Aim:
State how many lines of the listing below include the word "this". Give only the number.

------ Record list

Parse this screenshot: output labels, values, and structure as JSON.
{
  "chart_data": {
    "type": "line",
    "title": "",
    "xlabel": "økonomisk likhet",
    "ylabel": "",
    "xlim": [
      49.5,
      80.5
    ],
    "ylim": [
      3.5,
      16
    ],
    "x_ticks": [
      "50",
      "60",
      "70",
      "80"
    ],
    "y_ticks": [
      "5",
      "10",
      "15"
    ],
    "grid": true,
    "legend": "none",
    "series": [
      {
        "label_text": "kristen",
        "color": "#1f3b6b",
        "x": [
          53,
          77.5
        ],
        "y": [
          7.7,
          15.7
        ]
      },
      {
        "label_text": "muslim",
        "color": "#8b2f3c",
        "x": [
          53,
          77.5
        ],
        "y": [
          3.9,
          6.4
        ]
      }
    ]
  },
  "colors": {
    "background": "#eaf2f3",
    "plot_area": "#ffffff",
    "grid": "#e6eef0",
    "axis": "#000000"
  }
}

------------
------ Record list

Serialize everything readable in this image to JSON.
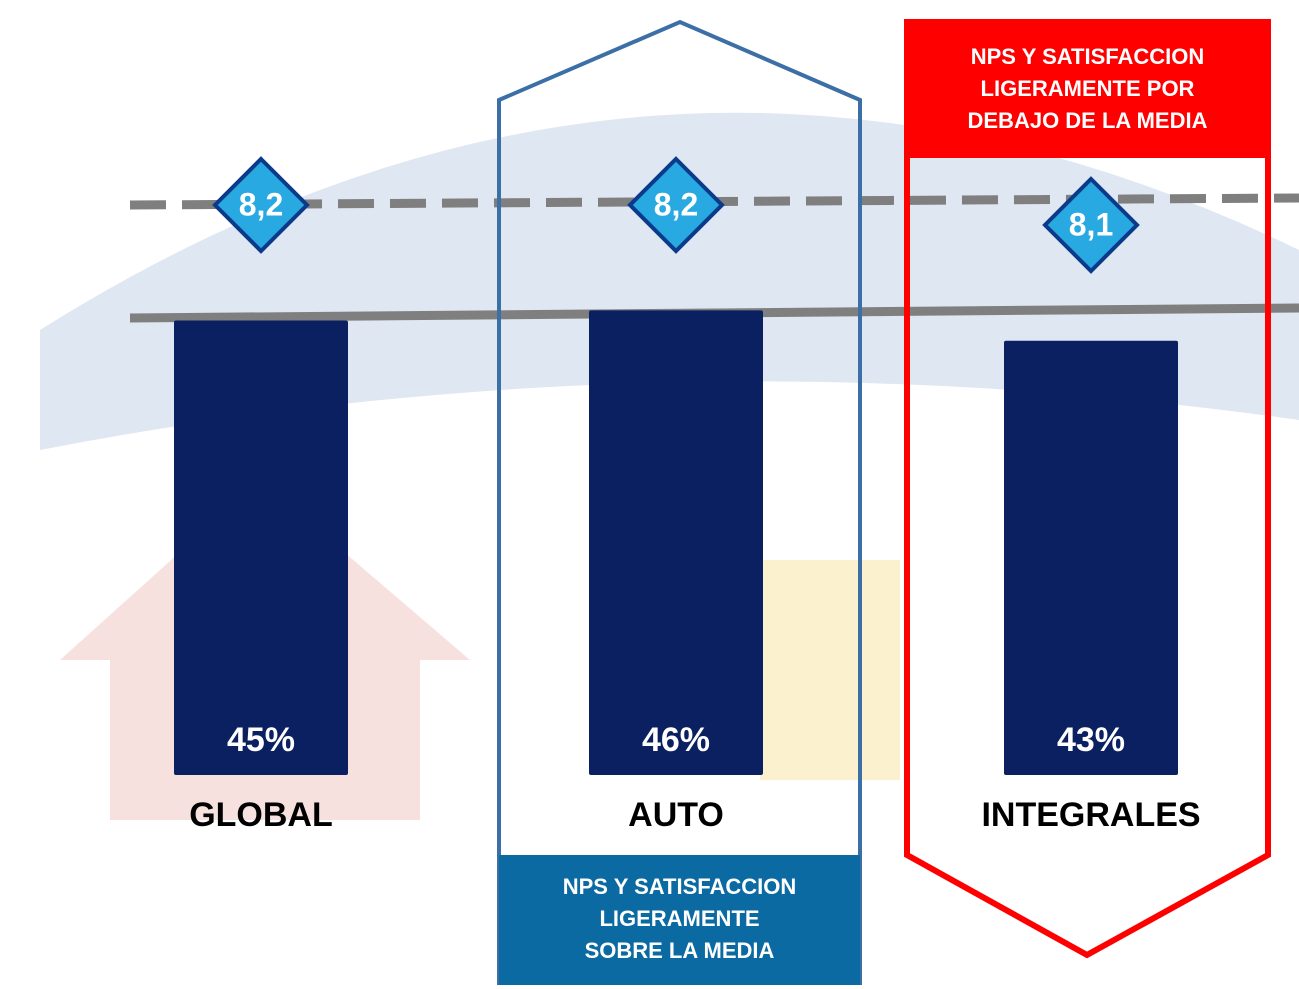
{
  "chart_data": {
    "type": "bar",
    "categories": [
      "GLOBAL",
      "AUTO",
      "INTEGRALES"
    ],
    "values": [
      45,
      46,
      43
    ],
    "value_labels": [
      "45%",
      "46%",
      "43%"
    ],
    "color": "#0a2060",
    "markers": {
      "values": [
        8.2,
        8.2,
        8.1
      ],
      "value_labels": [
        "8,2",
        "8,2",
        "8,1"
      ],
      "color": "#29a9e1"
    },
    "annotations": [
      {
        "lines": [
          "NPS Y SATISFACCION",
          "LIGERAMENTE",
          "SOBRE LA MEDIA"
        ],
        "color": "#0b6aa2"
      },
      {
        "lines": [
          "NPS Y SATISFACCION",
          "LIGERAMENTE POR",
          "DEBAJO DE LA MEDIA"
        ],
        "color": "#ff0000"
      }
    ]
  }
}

------------

Solution to the exercise:
2